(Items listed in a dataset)
####################
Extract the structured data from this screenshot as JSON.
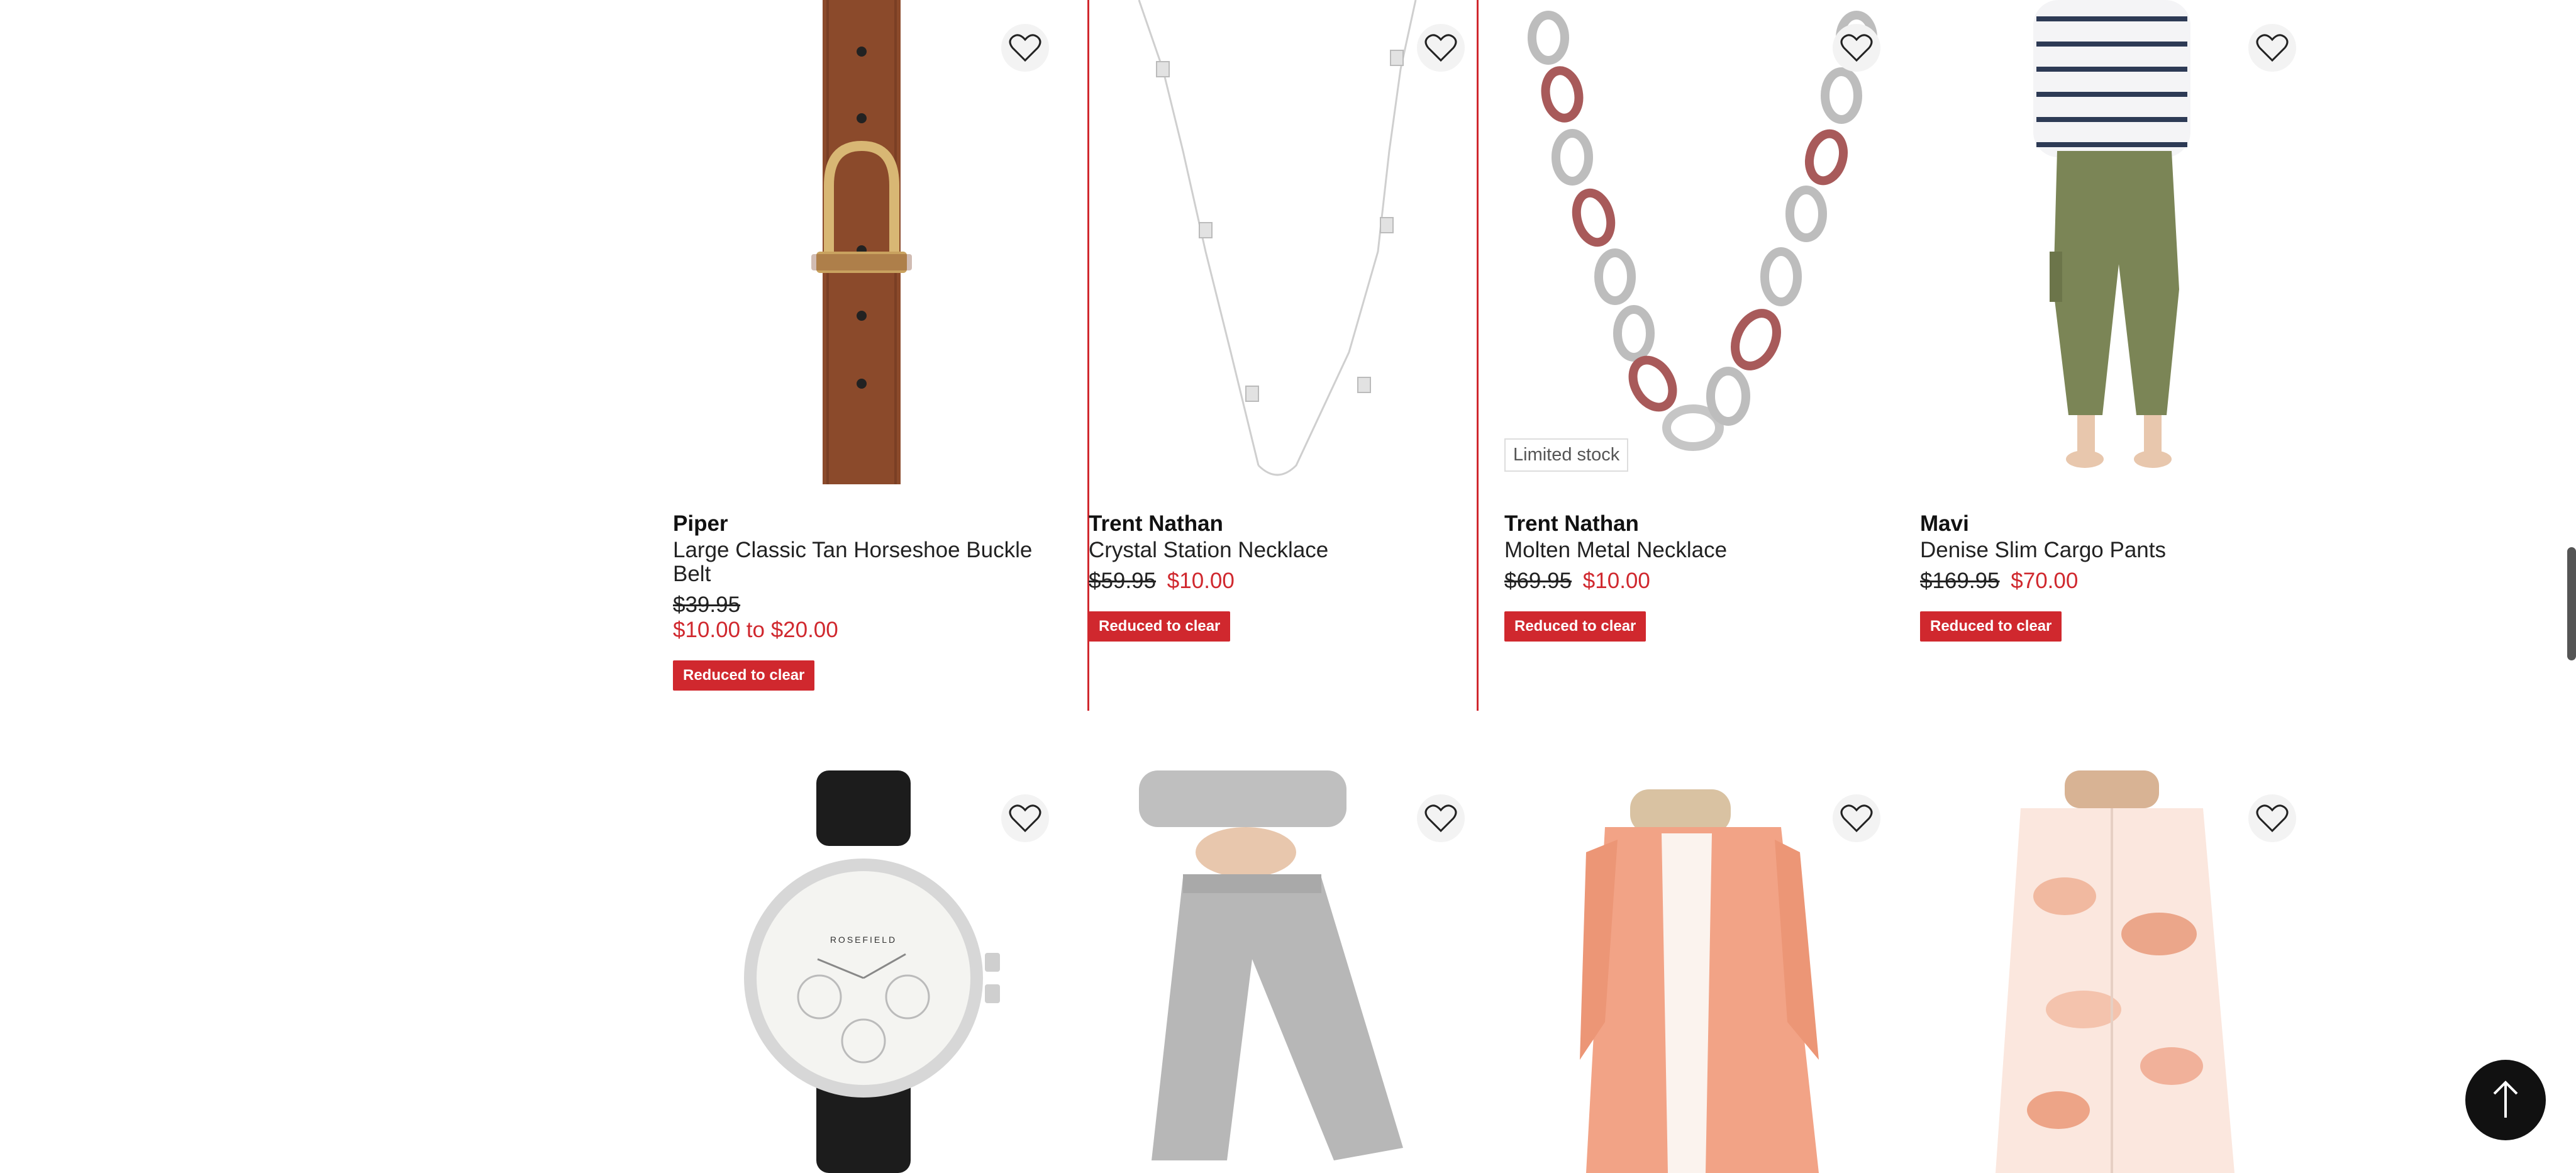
{
  "row1": [
    {
      "brand": "Piper",
      "name": "Large Classic Tan Horseshoe Buckle Belt",
      "was": "$39.95",
      "now": "$10.00 to $20.00",
      "badge": "Reduced to clear",
      "image": "brown leather belt with gold horseshoe buckle"
    },
    {
      "brand": "Trent Nathan",
      "name": "Crystal Station Necklace",
      "was": "$59.95",
      "now": "$10.00",
      "badge": "Reduced to clear",
      "image": "thin silver chain necklace with crystal stations"
    },
    {
      "brand": "Trent Nathan",
      "name": "Molten Metal Necklace",
      "was": "$69.95",
      "now": "$10.00",
      "badge": "Reduced to clear",
      "limited": "Limited stock",
      "image": "silver and burgundy oval chain link necklace"
    },
    {
      "brand": "Mavi",
      "name": "Denise Slim Cargo Pants",
      "was": "$169.95",
      "now": "$70.00",
      "badge": "Reduced to clear",
      "image": "model in striped top and khaki cargo pants"
    }
  ],
  "row2": [
    {
      "image": "silver chronograph watch with black leather strap",
      "watch_brand": "ROSEFIELD"
    },
    {
      "image": "model in grey knit cropped wide-leg pants"
    },
    {
      "image": "model in coral linen shirt"
    },
    {
      "image": "model in peach watercolour print longline shirt"
    }
  ],
  "colors": {
    "accent": "#d0282e",
    "belt": "#8b4a2b",
    "khaki": "#7b8556"
  },
  "icons": {
    "wishlist": "heart-outline-icon",
    "back_to_top": "arrow-up-icon"
  }
}
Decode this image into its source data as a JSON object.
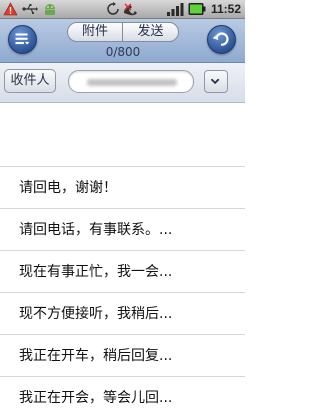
{
  "status_bar": {
    "time": "11:52",
    "icons": [
      "warning-icon",
      "usb-icon",
      "android-icon",
      "sync-icon",
      "missed-call-icon",
      "signal-icon",
      "battery-icon"
    ]
  },
  "header": {
    "menu_icon": "menu-icon",
    "attach_label": "附件",
    "send_label": "发送",
    "char_count": "0/800",
    "back_icon": "back-icon"
  },
  "recipient": {
    "label": "收件人",
    "dropdown_icon": "chevron-down-icon"
  },
  "quick_replies": [
    "请回电，谢谢！",
    "请回电话，有事联系。...",
    "现在有事正忙，我一会...",
    "现不方便接听，我稍后...",
    "我正在开车，稍后回复...",
    "我正在开会，等会儿回..."
  ],
  "colors": {
    "header_top": "#b9cbe4",
    "header_bottom": "#8fa9cf",
    "round_button": "#284f93",
    "battery": "#5fd13a"
  }
}
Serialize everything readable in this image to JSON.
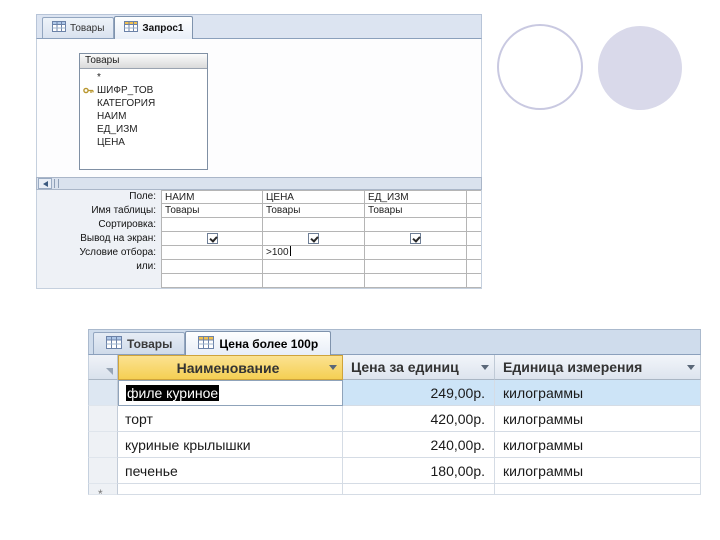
{
  "colors": {
    "tab_strip_background": "#dce4f1",
    "selected_column_header": "#f5cf53",
    "selected_row_background": "#cde4f7",
    "selection_highlight": "#000000",
    "outline_circle_border": "#c9c9e1",
    "filled_circle_fill": "#d9d9ea"
  },
  "designer": {
    "tabs": [
      {
        "label": "Товары",
        "icon": "table-icon",
        "active": false
      },
      {
        "label": "Запрос1",
        "icon": "query-icon",
        "active": true
      }
    ],
    "field_list": {
      "title": "Товары",
      "fields": [
        {
          "name": "*",
          "key": false
        },
        {
          "name": "ШИФР_ТОВ",
          "key": true
        },
        {
          "name": "КАТЕГОРИЯ",
          "key": false
        },
        {
          "name": "НАИМ",
          "key": false
        },
        {
          "name": "ЕД_ИЗМ",
          "key": false
        },
        {
          "name": "ЦЕНА",
          "key": false
        }
      ]
    },
    "grid": {
      "row_labels": [
        "Поле:",
        "Имя таблицы:",
        "Сортировка:",
        "Вывод на экран:",
        "Условие отбора:",
        "или:"
      ],
      "columns": [
        {
          "field": "НАИМ",
          "table": "Товары",
          "sort": "",
          "show": true,
          "criteria": "",
          "or": ""
        },
        {
          "field": "ЦЕНА",
          "table": "Товары",
          "sort": "",
          "show": true,
          "criteria": ">100",
          "or": ""
        },
        {
          "field": "ЕД_ИЗМ",
          "table": "Товары",
          "sort": "",
          "show": true,
          "criteria": "",
          "or": ""
        }
      ]
    }
  },
  "datasheet": {
    "tabs": [
      {
        "label": "Товары",
        "icon": "table-icon",
        "active": false
      },
      {
        "label": "Цена более 100р",
        "icon": "query-icon",
        "active": true
      }
    ],
    "columns": [
      {
        "label": "Наименование",
        "selected": true
      },
      {
        "label": "Цена за единиц",
        "selected": false
      },
      {
        "label": "Единица измерения",
        "selected": false
      }
    ],
    "rows": [
      {
        "name": "филе куриное",
        "price": "249,00р.",
        "unit": "килограммы",
        "selected": true
      },
      {
        "name": "торт",
        "price": "420,00р.",
        "unit": "килограммы",
        "selected": false
      },
      {
        "name": "куриные крылышки",
        "price": "240,00р.",
        "unit": "килограммы",
        "selected": false
      },
      {
        "name": "печенье",
        "price": "180,00р.",
        "unit": "килограммы",
        "selected": false
      }
    ],
    "new_record_marker": "*"
  }
}
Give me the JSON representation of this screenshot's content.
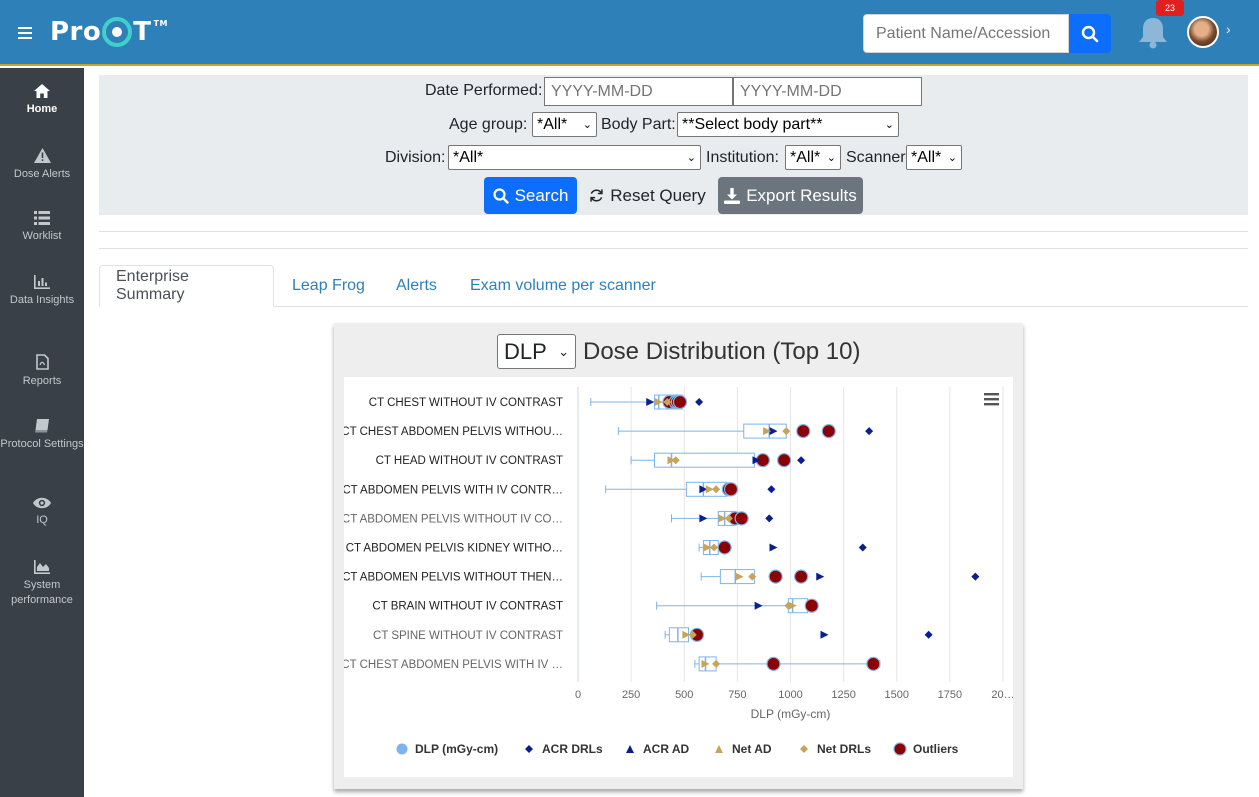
####################
# [DO THIS]
Repeat the material above in full and unchanged, minus its images.

# [ANSWER TO THIS EXERCISE]
Extract the structured data from this screenshot as JSON.
{
  "row1": [
    {
      "brand": "Piper",
      "name": "Large Classic Tan Horseshoe Buckle Belt",
      "was": "$39.95",
      "now": "$10.00 to $20.00",
      "badge": "Reduced to clear",
      "image": "brown leather belt with gold horseshoe buckle"
    },
    {
      "brand": "Trent Nathan",
      "name": "Crystal Station Necklace",
      "was": "$59.95",
      "now": "$10.00",
      "badge": "Reduced to clear",
      "image": "thin silver chain necklace with crystal stations"
    },
    {
      "brand": "Trent Nathan",
      "name": "Molten Metal Necklace",
      "was": "$69.95",
      "now": "$10.00",
      "badge": "Reduced to clear",
      "limited": "Limited stock",
      "image": "silver and burgundy oval chain link necklace"
    },
    {
      "brand": "Mavi",
      "name": "Denise Slim Cargo Pants",
      "was": "$169.95",
      "now": "$70.00",
      "badge": "Reduced to clear",
      "image": "model in striped top and khaki cargo pants"
    }
  ],
  "row2": [
    {
      "image": "silver chronograph watch with black leather strap",
      "watch_brand": "ROSEFIELD"
    },
    {
      "image": "model in grey knit cropped wide-leg pants"
    },
    {
      "image": "model in coral linen shirt"
    },
    {
      "image": "model in peach watercolour print longline shirt"
    }
  ],
  "colors": {
    "accent": "#d0282e",
    "belt": "#8b4a2b",
    "khaki": "#7b8556"
  },
  "icons": {
    "wishlist": "heart-outline-icon",
    "back_to_top": "arrow-up-icon"
  }
}
Decode this image into its source data as a JSON object.
{
  "status_bar": {
    "time": "11:52",
    "icons": [
      "warning-icon",
      "usb-icon",
      "android-icon",
      "sync-icon",
      "missed-call-icon",
      "signal-icon",
      "battery-icon"
    ]
  },
  "header": {
    "menu_icon": "menu-icon",
    "attach_label": "附件",
    "send_label": "发送",
    "char_count": "0/800",
    "back_icon": "back-icon"
  },
  "recipient": {
    "label": "收件人",
    "dropdown_icon": "chevron-down-icon"
  },
  "quick_replies": [
    "请回电，谢谢！",
    "请回电话，有事联系。...",
    "现在有事正忙，我一会...",
    "现不方便接听，我稍后...",
    "我正在开车，稍后回复...",
    "我正在开会，等会儿回..."
  ],
  "colors": {
    "header_top": "#b9cbe4",
    "header_bottom": "#8fa9cf",
    "round_button": "#284f93",
    "battery": "#5fd13a"
  }
}
Serialize everything readable in this image to JSON.
{
  "colors": {
    "tab_strip_background": "#dce4f1",
    "selected_column_header": "#f5cf53",
    "selected_row_background": "#cde4f7",
    "selection_highlight": "#000000",
    "outline_circle_border": "#c9c9e1",
    "filled_circle_fill": "#d9d9ea"
  },
  "designer": {
    "tabs": [
      {
        "label": "Товары",
        "icon": "table-icon",
        "active": false
      },
      {
        "label": "Запрос1",
        "icon": "query-icon",
        "active": true
      }
    ],
    "field_list": {
      "title": "Товары",
      "fields": [
        {
          "name": "*",
          "key": false
        },
        {
          "name": "ШИФР_ТОВ",
          "key": true
        },
        {
          "name": "КАТЕГОРИЯ",
          "key": false
        },
        {
          "name": "НАИМ",
          "key": false
        },
        {
          "name": "ЕД_ИЗМ",
          "key": false
        },
        {
          "name": "ЦЕНА",
          "key": false
        }
      ]
    },
    "grid": {
      "row_labels": [
        "Поле:",
        "Имя таблицы:",
        "Сортировка:",
        "Вывод на экран:",
        "Условие отбора:",
        "или:"
      ],
      "columns": [
        {
          "field": "НАИМ",
          "table": "Товары",
          "sort": "",
          "show": true,
          "criteria": "",
          "or": ""
        },
        {
          "field": "ЦЕНА",
          "table": "Товары",
          "sort": "",
          "show": true,
          "criteria": ">100",
          "or": ""
        },
        {
          "field": "ЕД_ИЗМ",
          "table": "Товары",
          "sort": "",
          "show": true,
          "criteria": "",
          "or": ""
        }
      ]
    }
  },
  "datasheet": {
    "tabs": [
      {
        "label": "Товары",
        "icon": "table-icon",
        "active": false
      },
      {
        "label": "Цена более 100р",
        "icon": "query-icon",
        "active": true
      }
    ],
    "columns": [
      {
        "label": "Наименование",
        "selected": true
      },
      {
        "label": "Цена за единиц",
        "selected": false
      },
      {
        "label": "Единица измерения",
        "selected": false
      }
    ],
    "rows": [
      {
        "name": "филе куриное",
        "price": "249,00р.",
        "unit": "килограммы",
        "selected": true
      },
      {
        "name": "торт",
        "price": "420,00р.",
        "unit": "килограммы",
        "selected": false
      },
      {
        "name": "куриные крылышки",
        "price": "240,00р.",
        "unit": "килограммы",
        "selected": false
      },
      {
        "name": "печенье",
        "price": "180,00р.",
        "unit": "килограммы",
        "selected": false
      }
    ],
    "new_record_marker": "*"
  }
}
Give me the JSON representation of this screenshot's content.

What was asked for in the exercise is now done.